### RAW DATA ###

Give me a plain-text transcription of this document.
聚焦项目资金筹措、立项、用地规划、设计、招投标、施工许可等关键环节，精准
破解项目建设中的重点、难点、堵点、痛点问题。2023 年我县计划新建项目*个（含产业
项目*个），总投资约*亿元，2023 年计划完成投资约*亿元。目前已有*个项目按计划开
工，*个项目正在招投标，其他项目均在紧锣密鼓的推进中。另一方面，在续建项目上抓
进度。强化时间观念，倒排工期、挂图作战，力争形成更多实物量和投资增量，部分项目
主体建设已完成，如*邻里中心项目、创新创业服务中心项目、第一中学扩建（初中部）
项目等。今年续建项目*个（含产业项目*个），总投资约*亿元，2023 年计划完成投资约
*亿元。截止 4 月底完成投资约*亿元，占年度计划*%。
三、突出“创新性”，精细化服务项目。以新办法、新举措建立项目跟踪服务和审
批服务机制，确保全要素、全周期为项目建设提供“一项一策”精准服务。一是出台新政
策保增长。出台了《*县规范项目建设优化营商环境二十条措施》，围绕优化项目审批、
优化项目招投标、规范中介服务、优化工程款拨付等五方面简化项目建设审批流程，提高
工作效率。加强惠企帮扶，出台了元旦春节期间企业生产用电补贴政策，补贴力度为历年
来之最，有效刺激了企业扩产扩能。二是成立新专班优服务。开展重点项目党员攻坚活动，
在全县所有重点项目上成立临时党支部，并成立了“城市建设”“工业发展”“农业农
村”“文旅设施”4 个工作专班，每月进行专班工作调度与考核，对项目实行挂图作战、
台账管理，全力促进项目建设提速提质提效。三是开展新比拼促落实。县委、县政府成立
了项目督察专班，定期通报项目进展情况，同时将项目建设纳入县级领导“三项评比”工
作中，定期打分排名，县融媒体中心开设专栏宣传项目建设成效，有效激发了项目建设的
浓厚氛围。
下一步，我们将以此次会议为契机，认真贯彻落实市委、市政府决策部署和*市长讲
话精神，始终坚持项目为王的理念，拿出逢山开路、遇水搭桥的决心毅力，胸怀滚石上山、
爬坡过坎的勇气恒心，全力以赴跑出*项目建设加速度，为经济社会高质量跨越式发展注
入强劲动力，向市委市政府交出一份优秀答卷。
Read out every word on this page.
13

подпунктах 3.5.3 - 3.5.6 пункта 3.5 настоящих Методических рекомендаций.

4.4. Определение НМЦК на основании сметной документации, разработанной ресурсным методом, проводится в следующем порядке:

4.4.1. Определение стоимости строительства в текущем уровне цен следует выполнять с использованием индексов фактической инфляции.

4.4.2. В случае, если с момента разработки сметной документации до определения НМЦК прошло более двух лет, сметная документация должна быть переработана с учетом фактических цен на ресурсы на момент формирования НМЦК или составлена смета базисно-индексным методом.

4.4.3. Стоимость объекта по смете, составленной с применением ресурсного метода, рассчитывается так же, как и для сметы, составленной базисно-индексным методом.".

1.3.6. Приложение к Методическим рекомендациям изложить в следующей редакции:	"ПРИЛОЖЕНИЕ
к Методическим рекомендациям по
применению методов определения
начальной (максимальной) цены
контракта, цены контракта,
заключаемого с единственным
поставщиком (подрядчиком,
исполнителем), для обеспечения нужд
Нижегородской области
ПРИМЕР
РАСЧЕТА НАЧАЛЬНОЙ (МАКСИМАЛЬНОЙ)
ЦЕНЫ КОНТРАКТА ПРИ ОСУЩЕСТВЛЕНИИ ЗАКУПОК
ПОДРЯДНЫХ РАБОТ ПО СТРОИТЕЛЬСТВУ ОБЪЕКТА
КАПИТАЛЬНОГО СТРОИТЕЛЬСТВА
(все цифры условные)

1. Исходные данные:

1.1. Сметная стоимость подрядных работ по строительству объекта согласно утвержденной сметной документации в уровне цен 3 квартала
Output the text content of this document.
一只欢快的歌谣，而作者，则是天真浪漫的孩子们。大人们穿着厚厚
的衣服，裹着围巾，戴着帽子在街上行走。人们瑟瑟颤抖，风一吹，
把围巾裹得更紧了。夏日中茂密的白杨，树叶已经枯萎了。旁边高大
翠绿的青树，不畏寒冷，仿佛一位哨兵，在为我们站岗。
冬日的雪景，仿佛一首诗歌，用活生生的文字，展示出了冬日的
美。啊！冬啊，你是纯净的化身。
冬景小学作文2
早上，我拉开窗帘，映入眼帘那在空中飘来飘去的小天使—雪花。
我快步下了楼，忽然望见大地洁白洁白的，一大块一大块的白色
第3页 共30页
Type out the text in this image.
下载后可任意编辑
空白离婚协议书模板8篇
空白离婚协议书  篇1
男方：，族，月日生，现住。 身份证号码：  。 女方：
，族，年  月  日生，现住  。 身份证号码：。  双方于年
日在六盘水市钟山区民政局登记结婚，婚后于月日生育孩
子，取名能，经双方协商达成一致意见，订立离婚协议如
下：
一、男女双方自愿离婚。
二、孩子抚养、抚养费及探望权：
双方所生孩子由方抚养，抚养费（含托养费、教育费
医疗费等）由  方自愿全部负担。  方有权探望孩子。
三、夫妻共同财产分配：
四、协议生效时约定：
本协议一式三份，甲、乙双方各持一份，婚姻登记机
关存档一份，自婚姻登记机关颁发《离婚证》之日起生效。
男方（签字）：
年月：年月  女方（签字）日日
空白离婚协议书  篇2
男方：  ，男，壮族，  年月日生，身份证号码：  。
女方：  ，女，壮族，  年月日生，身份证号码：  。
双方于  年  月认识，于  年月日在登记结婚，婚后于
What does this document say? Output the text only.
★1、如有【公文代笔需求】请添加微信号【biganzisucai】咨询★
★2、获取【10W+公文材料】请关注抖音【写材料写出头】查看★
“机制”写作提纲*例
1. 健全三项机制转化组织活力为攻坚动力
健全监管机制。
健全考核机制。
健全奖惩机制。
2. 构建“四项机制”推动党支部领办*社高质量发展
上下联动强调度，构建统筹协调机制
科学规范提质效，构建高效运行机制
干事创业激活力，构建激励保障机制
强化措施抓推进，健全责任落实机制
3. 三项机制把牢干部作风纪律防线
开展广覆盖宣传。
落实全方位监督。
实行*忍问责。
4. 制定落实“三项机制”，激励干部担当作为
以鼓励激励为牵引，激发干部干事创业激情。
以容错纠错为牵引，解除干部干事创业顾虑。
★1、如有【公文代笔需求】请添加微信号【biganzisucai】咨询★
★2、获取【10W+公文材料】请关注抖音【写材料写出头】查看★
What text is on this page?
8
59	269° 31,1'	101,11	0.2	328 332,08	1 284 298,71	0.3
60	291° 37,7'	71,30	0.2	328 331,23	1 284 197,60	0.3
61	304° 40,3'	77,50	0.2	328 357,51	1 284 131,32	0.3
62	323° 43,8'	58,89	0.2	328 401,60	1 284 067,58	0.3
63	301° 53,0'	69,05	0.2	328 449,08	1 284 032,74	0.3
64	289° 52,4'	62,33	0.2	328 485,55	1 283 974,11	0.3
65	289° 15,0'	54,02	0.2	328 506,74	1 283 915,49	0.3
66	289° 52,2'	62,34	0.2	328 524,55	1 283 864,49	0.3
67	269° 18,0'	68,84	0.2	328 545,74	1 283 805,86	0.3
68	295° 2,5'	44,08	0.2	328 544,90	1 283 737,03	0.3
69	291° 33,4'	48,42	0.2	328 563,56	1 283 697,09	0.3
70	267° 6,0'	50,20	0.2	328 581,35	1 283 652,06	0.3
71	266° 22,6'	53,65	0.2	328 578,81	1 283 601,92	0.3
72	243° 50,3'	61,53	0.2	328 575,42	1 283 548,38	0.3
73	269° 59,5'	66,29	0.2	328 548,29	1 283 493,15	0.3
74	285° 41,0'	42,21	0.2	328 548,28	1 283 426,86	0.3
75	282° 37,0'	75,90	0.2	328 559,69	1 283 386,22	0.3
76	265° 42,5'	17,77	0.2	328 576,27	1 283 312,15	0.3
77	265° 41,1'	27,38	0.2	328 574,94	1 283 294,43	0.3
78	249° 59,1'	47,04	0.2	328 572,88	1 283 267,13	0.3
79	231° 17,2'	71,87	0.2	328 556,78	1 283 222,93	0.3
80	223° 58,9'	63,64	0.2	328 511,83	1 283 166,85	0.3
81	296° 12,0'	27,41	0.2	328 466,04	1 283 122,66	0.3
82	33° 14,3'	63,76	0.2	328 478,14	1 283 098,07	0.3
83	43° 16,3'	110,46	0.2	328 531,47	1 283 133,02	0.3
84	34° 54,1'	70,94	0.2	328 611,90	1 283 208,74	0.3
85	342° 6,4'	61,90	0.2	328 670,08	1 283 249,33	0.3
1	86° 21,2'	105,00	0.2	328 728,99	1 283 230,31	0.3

###

#### TASK TO COMPLETE:
Check each line of the material above for "сметной" and say how many lines contain it, giving the number alone.

#### WORKED SOLUTION:
3